Without the pictures, return all of the material exactly as written.

■ ■ ■ ■ ■ ■ ■

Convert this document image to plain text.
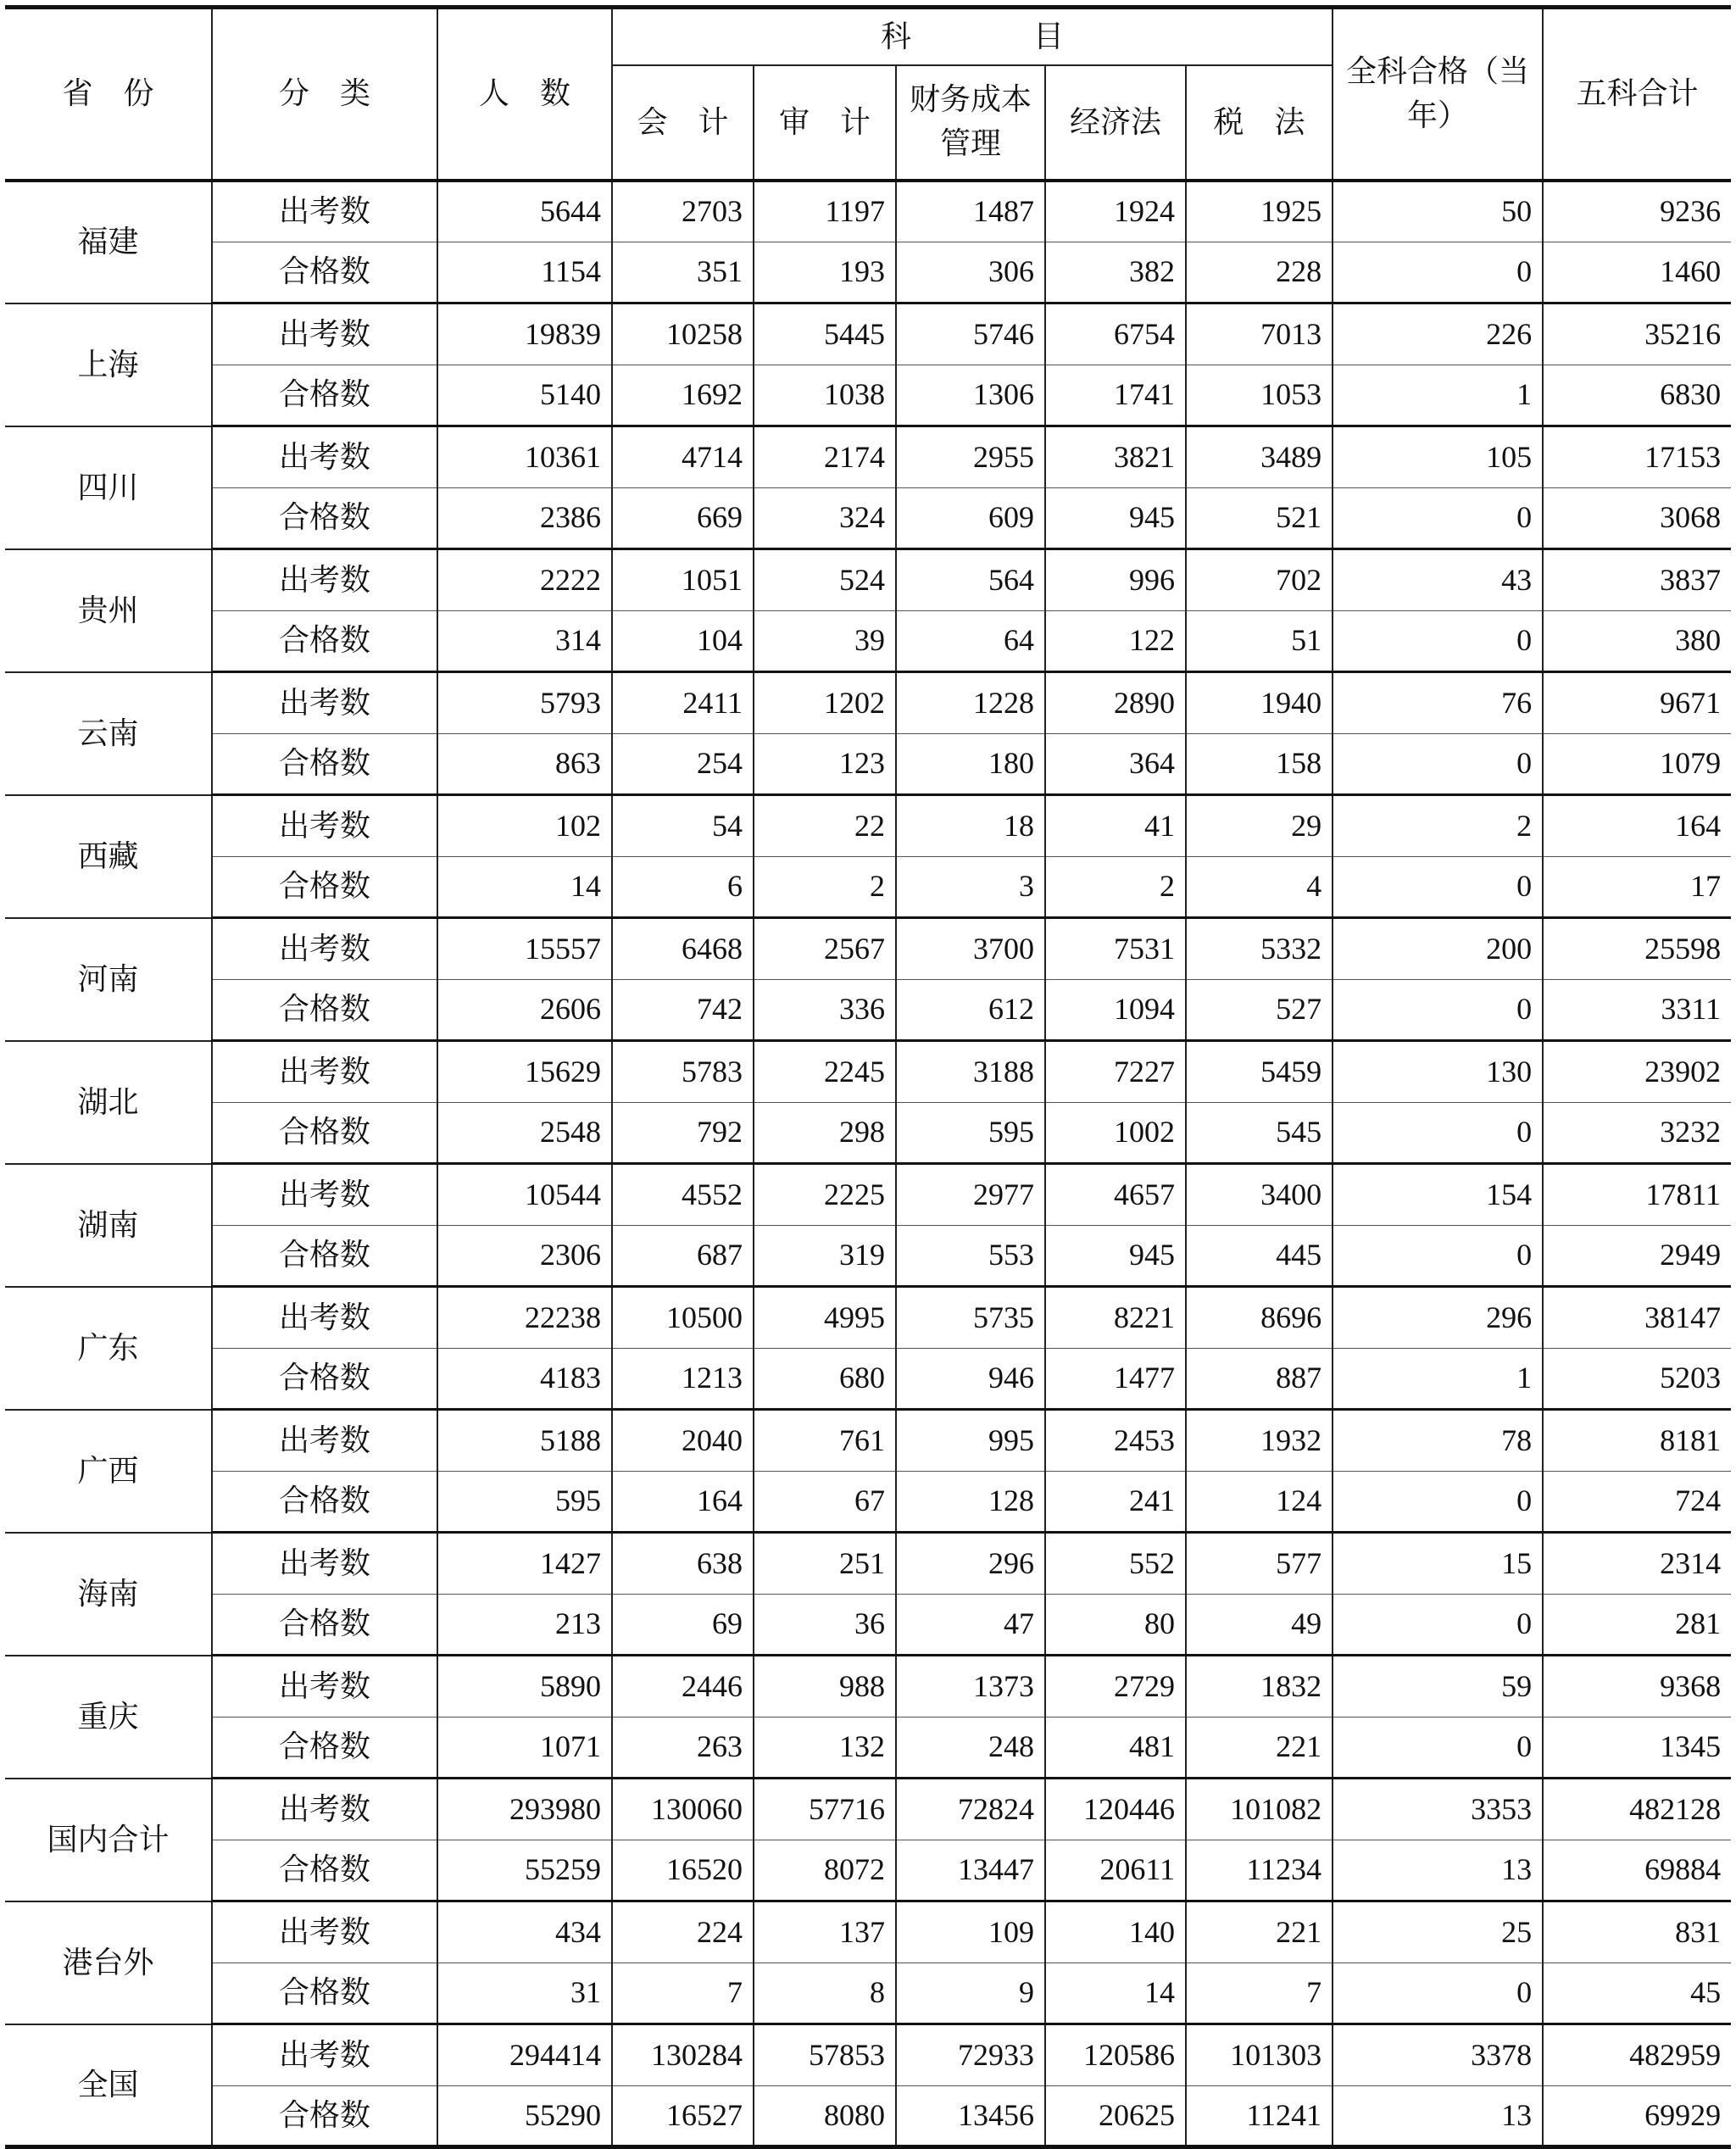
省　份	分　类	人　数	科　　　　目					全科合格（当年）	五科合计
			会　计	审　计	财务成本管理	经济法	税　法		
福建	出考数	5644	2703	1197	1487	1924	1925	50	9236
	合格数	1154	351	193	306	382	228	0	1460
上海	出考数	19839	10258	5445	5746	6754	7013	226	35216
	合格数	5140	1692	1038	1306	1741	1053	1	6830
四川	出考数	10361	4714	2174	2955	3821	3489	105	17153
	合格数	2386	669	324	609	945	521	0	3068
贵州	出考数	2222	1051	524	564	996	702	43	3837
	合格数	314	104	39	64	122	51	0	380
云南	出考数	5793	2411	1202	1228	2890	1940	76	9671
	合格数	863	254	123	180	364	158	0	1079
西藏	出考数	102	54	22	18	41	29	2	164
	合格数	14	6	2	3	2	4	0	17
河南	出考数	15557	6468	2567	3700	7531	5332	200	25598
	合格数	2606	742	336	612	1094	527	0	3311
湖北	出考数	15629	5783	2245	3188	7227	5459	130	23902
	合格数	2548	792	298	595	1002	545	0	3232
湖南	出考数	10544	4552	2225	2977	4657	3400	154	17811
	合格数	2306	687	319	553	945	445	0	2949
广东	出考数	22238	10500	4995	5735	8221	8696	296	38147
	合格数	4183	1213	680	946	1477	887	1	5203
广西	出考数	5188	2040	761	995	2453	1932	78	8181
	合格数	595	164	67	128	241	124	0	724
海南	出考数	1427	638	251	296	552	577	15	2314
	合格数	213	69	36	47	80	49	0	281
重庆	出考数	5890	2446	988	1373	2729	1832	59	9368
	合格数	1071	263	132	248	481	221	0	1345
国内合计	出考数	293980	130060	57716	72824	120446	101082	3353	482128
	合格数	55259	16520	8072	13447	20611	11234	13	69884
港台外	出考数	434	224	137	109	140	221	25	831
	合格数	31	7	8	9	14	7	0	45
全国	出考数	294414	130284	57853	72933	120586	101303	3378	482959
	合格数	55290	16527	8080	13456	20625	11241	13	69929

■ ■ ■ ■ ■ ■ ■

▶ _WORKED SOLUTION_
Convert this document image to plain text.
省　份	分　类	人　数	科　　　　目					全科合格（当年）	五科合计
			会　计	审　计	财务成本管理	经济法	税　法		
福建	出考数	5644	2703	1197	1487	1924	1925	50	9236
	合格数	1154	351	193	306	382	228	0	1460
上海	出考数	19839	10258	5445	5746	6754	7013	226	35216
	合格数	5140	1692	1038	1306	1741	1053	1	6830
四川	出考数	10361	4714	2174	2955	3821	3489	105	17153
	合格数	2386	669	324	609	945	521	0	3068
贵州	出考数	2222	1051	524	564	996	702	43	3837
	合格数	314	104	39	64	122	51	0	380
云南	出考数	5793	2411	1202	1228	2890	1940	76	9671
	合格数	863	254	123	180	364	158	0	1079
西藏	出考数	102	54	22	18	41	29	2	164
	合格数	14	6	2	3	2	4	0	17
河南	出考数	15557	6468	2567	3700	7531	5332	200	25598
	合格数	2606	742	336	612	1094	527	0	3311
湖北	出考数	15629	5783	2245	3188	7227	5459	130	23902
	合格数	2548	792	298	595	1002	545	0	3232
湖南	出考数	10544	4552	2225	2977	4657	3400	154	17811
	合格数	2306	687	319	553	945	445	0	2949
广东	出考数	22238	10500	4995	5735	8221	8696	296	38147
	合格数	4183	1213	680	946	1477	887	1	5203
广西	出考数	5188	2040	761	995	2453	1932	78	8181
	合格数	595	164	67	128	241	124	0	724
海南	出考数	1427	638	251	296	552	577	15	2314
	合格数	213	69	36	47	80	49	0	281
重庆	出考数	5890	2446	988	1373	2729	1832	59	9368
	合格数	1071	263	132	248	481	221	0	1345
国内合计	出考数	293980	130060	57716	72824	120446	101082	3353	482128
	合格数	55259	16520	8072	13447	20611	11234	13	69884
港台外	出考数	434	224	137	109	140	221	25	831
	合格数	31	7	8	9	14	7	0	45
全国	出考数	294414	130284	57853	72933	120586	101303	3378	482959
	合格数	55290	16527	8080	13456	20625	11241	13	69929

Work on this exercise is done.